- **What you have to do**: Return the listing word for word, as given.

- **Data section**:

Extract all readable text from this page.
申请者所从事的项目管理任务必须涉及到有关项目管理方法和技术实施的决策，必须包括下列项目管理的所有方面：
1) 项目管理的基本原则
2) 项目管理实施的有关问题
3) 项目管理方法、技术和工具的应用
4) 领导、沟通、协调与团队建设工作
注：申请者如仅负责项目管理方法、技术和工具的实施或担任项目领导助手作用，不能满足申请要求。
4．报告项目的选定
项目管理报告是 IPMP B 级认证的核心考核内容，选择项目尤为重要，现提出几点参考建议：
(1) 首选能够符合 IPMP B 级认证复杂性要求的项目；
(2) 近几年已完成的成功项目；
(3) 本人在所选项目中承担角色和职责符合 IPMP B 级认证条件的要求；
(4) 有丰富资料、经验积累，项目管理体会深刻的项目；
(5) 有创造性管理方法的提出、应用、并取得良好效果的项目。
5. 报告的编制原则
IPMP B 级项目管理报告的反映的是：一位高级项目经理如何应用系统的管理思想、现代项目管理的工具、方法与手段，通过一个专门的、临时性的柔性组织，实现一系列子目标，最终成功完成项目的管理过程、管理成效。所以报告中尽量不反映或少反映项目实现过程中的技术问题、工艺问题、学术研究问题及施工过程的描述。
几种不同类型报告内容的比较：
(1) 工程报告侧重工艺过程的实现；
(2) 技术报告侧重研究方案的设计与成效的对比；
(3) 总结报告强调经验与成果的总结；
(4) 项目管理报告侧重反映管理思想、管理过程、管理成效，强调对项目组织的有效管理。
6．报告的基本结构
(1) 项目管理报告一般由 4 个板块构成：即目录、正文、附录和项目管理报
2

- **Solution to this problem**:
Extract all readable text from this page.
申请者所从事的项目管理任务必须涉及到有关项目管理方法和技术实施的决策，必须包括下列项目管理的所有方面：
1) 项目管理的基本原则
2) 项目管理实施的有关问题
3) 项目管理方法、技术和工具的应用
4) 领导、沟通、协调与团队建设工作
注：申请者如仅负责项目管理方法、技术和工具的实施或担任项目领导助手作用，不能满足申请要求。
4．报告项目的选定
项目管理报告是 IPMP B 级认证的核心考核内容，选择项目尤为重要，现提出几点参考建议：
(1) 首选能够符合 IPMP B 级认证复杂性要求的项目；
(2) 近几年已完成的成功项目；
(3) 本人在所选项目中承担角色和职责符合 IPMP B 级认证条件的要求；
(4) 有丰富资料、经验积累，项目管理体会深刻的项目；
(5) 有创造性管理方法的提出、应用、并取得良好效果的项目。
5. 报告的编制原则
IPMP B 级项目管理报告的反映的是：一位高级项目经理如何应用系统的管理思想、现代项目管理的工具、方法与手段，通过一个专门的、临时性的柔性组织，实现一系列子目标，最终成功完成项目的管理过程、管理成效。所以报告中尽量不反映或少反映项目实现过程中的技术问题、工艺问题、学术研究问题及施工过程的描述。
几种不同类型报告内容的比较：
(1) 工程报告侧重工艺过程的实现；
(2) 技术报告侧重研究方案的设计与成效的对比；
(3) 总结报告强调经验与成果的总结；
(4) 项目管理报告侧重反映管理思想、管理过程、管理成效，强调对项目组织的有效管理。
6．报告的基本结构
(1) 项目管理报告一般由 4 个板块构成：即目录、正文、附录和项目管理报
2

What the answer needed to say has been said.